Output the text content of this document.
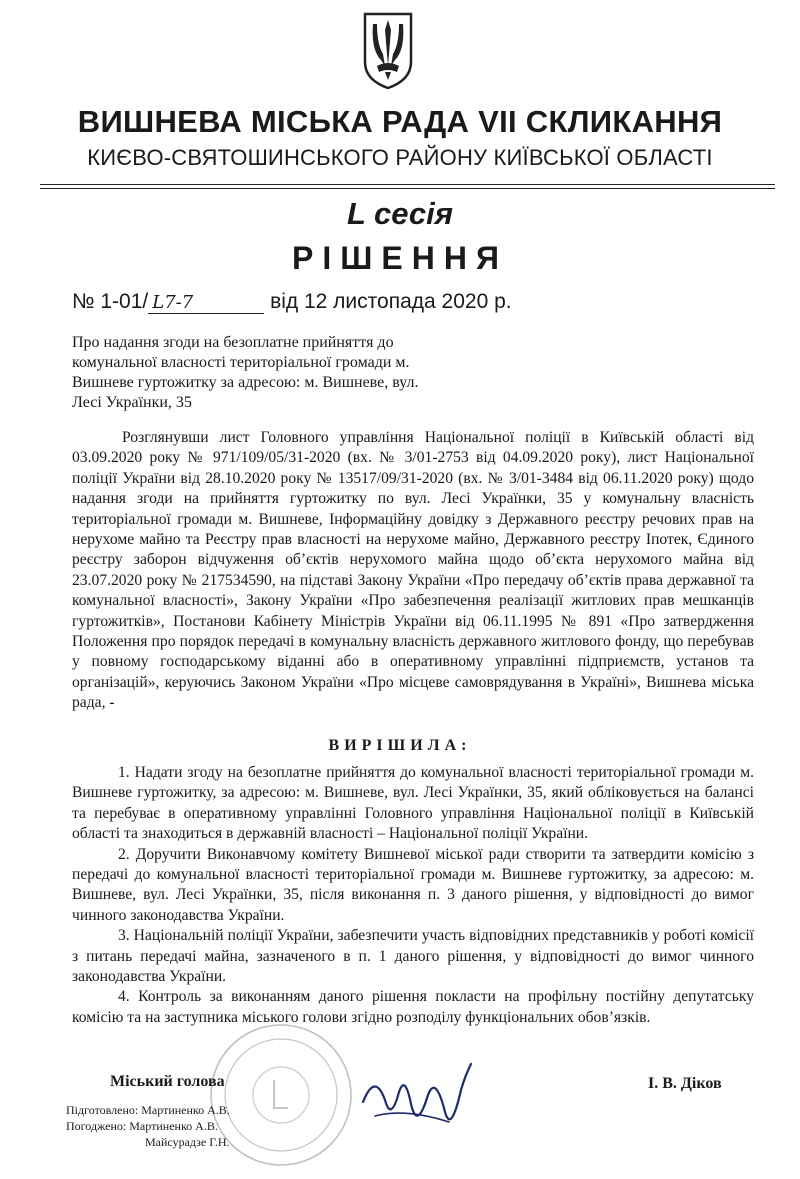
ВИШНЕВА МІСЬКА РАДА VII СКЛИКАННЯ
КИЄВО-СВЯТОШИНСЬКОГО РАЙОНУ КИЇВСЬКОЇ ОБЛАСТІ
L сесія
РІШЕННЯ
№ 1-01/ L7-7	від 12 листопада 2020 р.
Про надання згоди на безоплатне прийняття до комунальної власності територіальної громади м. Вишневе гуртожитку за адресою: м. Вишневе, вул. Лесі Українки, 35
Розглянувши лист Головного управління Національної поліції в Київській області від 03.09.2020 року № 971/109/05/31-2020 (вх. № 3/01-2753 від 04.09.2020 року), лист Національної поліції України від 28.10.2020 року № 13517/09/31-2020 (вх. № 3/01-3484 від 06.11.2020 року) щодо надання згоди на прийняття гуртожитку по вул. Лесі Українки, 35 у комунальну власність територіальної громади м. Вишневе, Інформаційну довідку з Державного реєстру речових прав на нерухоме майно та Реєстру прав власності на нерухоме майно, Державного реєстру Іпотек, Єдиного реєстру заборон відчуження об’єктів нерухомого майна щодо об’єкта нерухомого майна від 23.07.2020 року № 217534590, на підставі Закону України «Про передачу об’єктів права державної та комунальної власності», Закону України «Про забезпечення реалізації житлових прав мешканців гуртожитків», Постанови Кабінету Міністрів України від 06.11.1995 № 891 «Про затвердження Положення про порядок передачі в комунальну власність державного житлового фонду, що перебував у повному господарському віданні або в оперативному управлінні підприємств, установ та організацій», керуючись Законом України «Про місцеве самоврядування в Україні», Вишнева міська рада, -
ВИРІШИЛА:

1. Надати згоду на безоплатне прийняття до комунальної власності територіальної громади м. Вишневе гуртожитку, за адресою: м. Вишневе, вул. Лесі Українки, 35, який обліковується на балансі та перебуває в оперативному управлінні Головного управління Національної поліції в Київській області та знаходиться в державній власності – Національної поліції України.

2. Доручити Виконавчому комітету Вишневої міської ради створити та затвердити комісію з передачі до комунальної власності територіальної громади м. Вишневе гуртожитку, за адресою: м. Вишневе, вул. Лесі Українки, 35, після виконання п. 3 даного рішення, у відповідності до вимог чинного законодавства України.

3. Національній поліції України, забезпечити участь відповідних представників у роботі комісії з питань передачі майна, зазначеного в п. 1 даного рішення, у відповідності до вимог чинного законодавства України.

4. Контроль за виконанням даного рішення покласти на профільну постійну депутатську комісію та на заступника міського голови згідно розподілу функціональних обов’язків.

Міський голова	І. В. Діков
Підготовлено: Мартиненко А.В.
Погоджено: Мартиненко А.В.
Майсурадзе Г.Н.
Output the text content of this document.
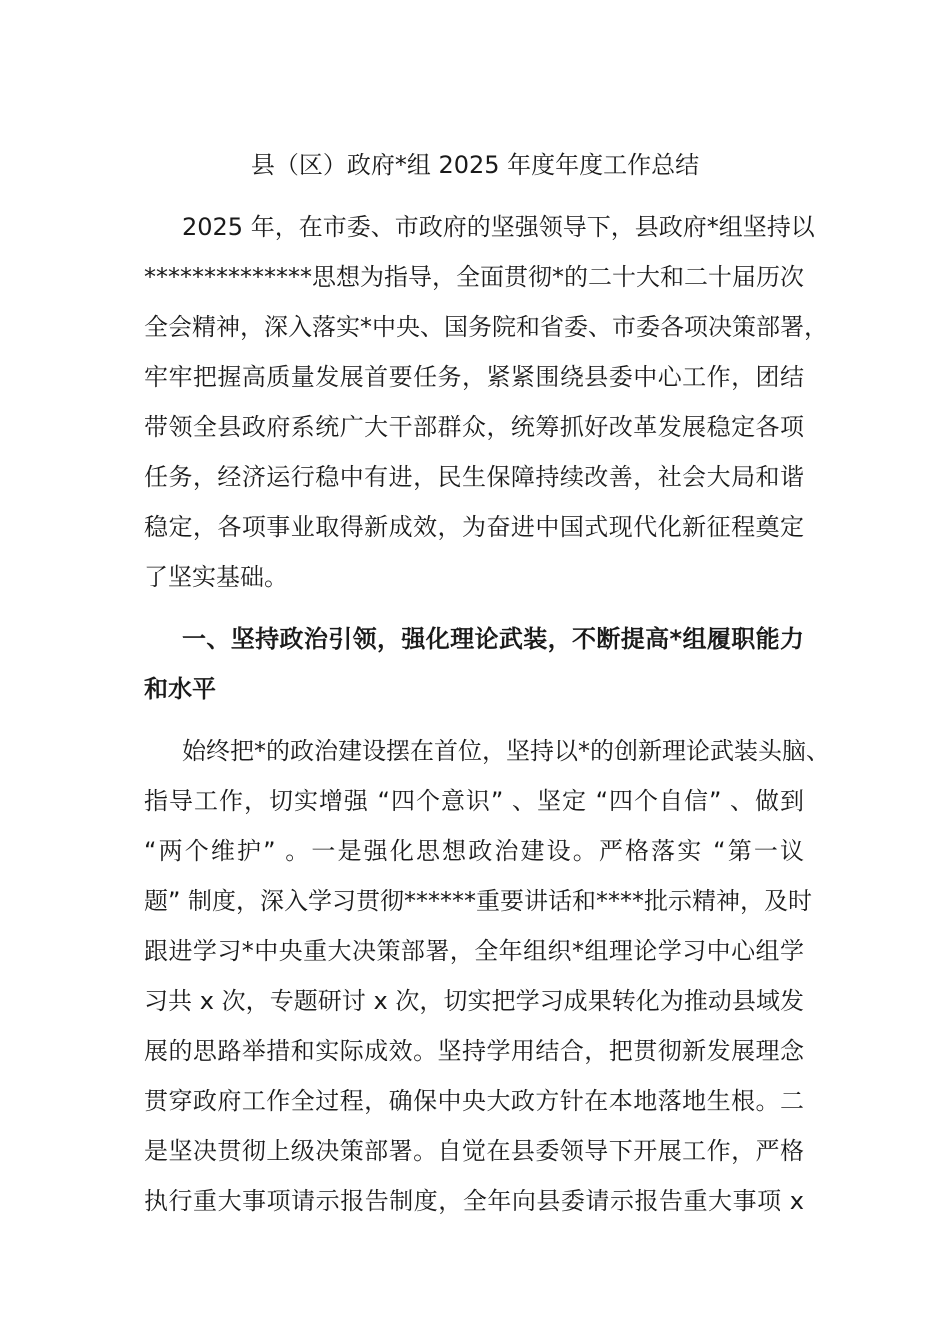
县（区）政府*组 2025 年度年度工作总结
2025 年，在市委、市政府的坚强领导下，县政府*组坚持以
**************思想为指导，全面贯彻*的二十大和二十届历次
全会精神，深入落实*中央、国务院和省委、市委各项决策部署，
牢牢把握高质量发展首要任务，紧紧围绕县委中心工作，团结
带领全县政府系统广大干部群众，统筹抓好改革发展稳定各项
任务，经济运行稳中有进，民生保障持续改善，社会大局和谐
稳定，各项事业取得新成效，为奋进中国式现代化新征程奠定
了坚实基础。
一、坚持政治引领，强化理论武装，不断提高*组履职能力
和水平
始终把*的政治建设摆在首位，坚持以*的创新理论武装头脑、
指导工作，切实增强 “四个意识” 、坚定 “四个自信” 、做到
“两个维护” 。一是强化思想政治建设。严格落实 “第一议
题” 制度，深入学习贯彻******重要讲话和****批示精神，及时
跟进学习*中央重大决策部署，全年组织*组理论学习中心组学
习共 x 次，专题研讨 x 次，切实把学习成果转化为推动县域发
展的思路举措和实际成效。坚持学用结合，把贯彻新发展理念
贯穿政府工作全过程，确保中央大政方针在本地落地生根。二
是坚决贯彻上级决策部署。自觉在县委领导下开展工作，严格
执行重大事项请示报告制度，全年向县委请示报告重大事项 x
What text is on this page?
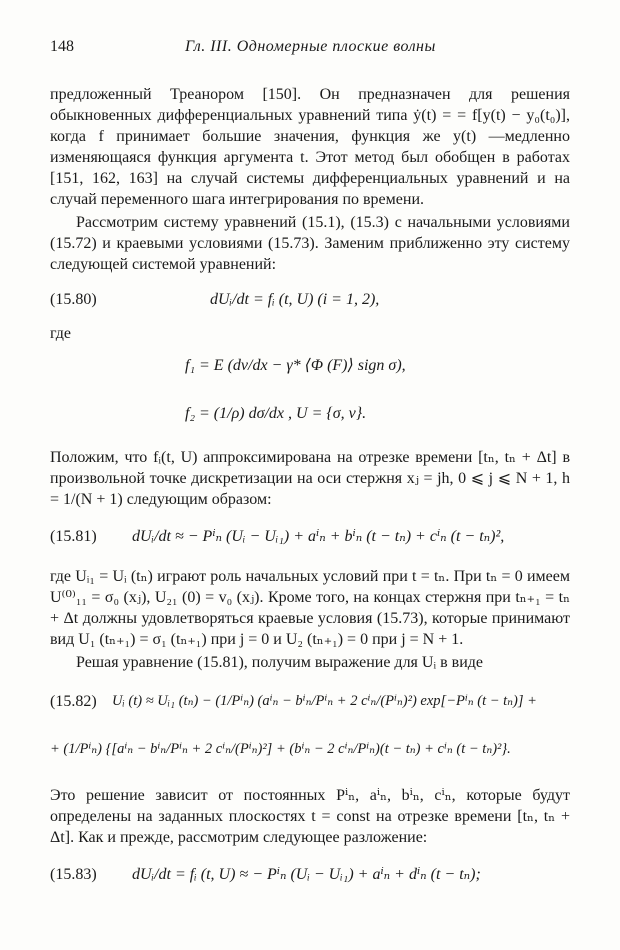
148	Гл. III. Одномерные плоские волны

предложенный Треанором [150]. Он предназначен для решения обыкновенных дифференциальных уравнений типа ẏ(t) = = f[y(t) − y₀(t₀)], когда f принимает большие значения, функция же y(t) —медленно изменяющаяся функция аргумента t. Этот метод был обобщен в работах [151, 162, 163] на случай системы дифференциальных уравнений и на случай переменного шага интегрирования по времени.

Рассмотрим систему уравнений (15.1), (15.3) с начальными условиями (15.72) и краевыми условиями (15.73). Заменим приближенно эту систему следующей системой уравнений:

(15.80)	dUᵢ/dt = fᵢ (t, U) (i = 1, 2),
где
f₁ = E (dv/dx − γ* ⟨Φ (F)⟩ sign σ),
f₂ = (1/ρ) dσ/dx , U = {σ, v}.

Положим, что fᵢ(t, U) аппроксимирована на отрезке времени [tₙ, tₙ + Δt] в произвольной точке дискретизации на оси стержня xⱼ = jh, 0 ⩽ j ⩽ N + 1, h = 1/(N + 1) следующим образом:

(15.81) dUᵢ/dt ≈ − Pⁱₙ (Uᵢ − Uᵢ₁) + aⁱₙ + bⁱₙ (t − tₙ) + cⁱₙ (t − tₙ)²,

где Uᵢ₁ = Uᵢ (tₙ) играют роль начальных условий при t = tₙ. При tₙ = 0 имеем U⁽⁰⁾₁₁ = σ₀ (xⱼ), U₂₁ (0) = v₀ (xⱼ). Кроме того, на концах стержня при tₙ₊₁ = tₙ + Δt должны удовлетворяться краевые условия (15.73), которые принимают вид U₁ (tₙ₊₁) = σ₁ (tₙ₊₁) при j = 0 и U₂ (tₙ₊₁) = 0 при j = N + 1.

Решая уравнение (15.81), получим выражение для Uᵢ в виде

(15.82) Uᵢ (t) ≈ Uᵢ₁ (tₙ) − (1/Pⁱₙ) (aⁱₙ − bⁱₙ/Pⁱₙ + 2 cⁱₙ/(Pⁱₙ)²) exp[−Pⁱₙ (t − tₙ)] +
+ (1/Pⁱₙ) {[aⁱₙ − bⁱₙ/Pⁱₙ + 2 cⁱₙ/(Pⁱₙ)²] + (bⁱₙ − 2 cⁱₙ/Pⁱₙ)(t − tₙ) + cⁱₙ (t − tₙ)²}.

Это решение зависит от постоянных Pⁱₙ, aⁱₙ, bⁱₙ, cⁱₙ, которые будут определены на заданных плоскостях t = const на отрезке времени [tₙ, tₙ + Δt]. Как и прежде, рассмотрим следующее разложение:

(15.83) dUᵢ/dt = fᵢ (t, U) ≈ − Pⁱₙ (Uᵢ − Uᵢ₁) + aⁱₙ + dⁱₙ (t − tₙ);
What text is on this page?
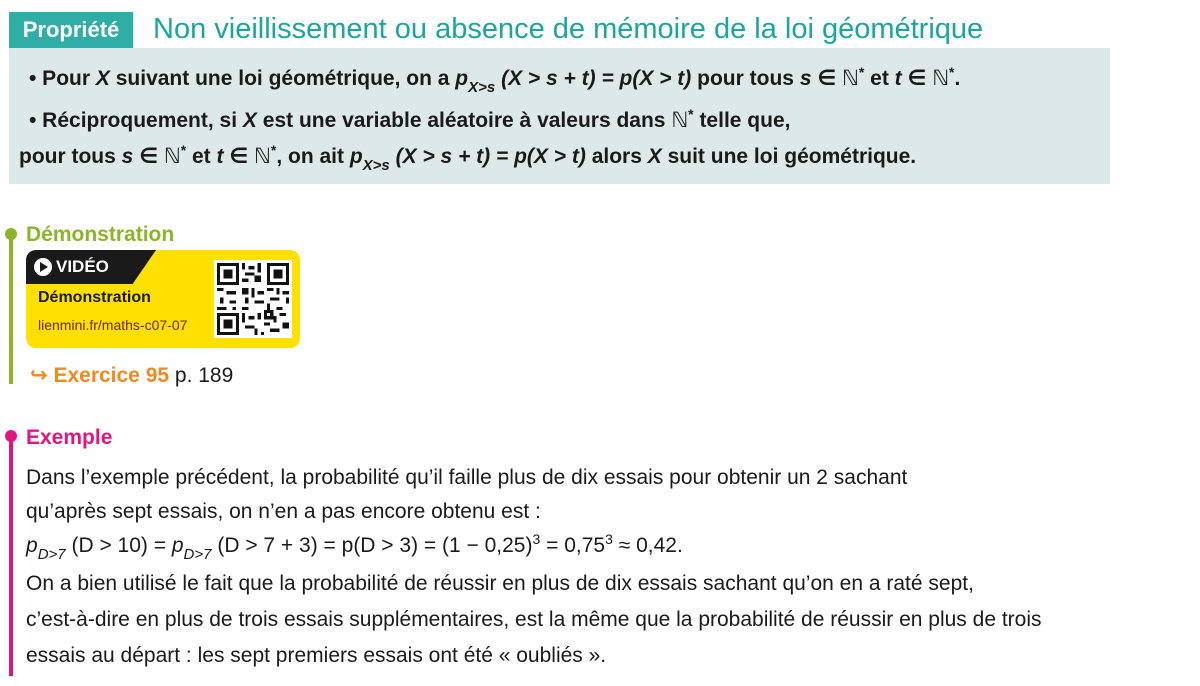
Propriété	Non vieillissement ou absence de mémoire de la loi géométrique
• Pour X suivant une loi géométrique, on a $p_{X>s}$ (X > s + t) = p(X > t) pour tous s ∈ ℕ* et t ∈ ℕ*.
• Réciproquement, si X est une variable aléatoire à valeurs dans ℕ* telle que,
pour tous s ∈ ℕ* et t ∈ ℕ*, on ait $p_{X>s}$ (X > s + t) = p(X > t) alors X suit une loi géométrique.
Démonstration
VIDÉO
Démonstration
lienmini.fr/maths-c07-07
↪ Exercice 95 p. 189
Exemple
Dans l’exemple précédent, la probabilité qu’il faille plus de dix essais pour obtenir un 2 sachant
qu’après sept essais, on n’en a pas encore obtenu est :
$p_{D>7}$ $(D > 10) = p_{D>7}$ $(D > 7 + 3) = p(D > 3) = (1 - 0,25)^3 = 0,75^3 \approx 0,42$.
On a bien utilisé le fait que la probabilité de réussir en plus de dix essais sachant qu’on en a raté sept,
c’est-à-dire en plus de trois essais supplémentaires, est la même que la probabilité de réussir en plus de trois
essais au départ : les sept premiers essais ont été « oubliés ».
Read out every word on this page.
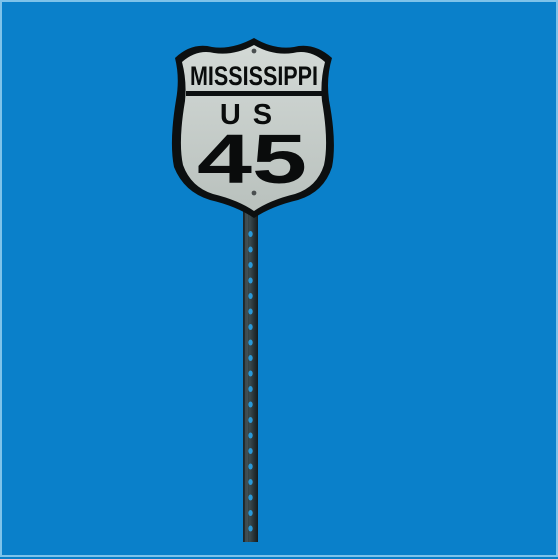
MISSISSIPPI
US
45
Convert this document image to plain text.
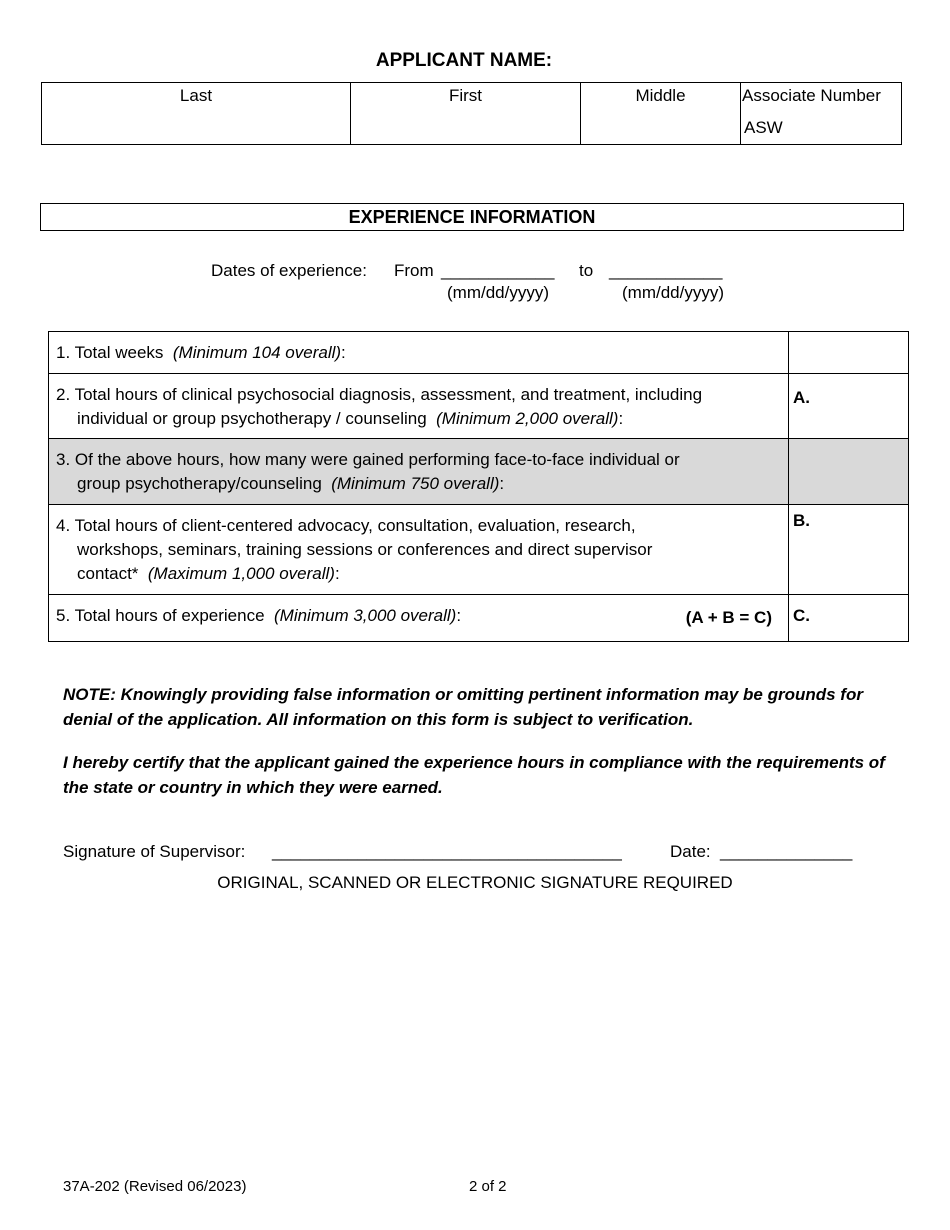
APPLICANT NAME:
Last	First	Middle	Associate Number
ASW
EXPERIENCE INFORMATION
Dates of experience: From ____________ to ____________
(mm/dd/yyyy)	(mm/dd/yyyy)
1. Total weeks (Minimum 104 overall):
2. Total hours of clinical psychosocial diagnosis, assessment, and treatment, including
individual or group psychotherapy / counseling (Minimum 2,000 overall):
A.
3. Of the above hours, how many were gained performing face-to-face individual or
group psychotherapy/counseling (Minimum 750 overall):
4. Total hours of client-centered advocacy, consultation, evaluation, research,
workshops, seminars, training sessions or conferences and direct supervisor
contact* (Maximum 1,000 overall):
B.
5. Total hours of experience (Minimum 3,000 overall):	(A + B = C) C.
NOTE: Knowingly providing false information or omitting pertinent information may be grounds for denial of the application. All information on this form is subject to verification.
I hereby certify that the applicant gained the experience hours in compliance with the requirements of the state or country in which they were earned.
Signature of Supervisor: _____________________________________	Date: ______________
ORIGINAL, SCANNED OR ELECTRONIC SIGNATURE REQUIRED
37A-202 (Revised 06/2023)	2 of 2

----

Count the lines in the entries that hold the word "were", and give nothing but the total.

● Correct response
2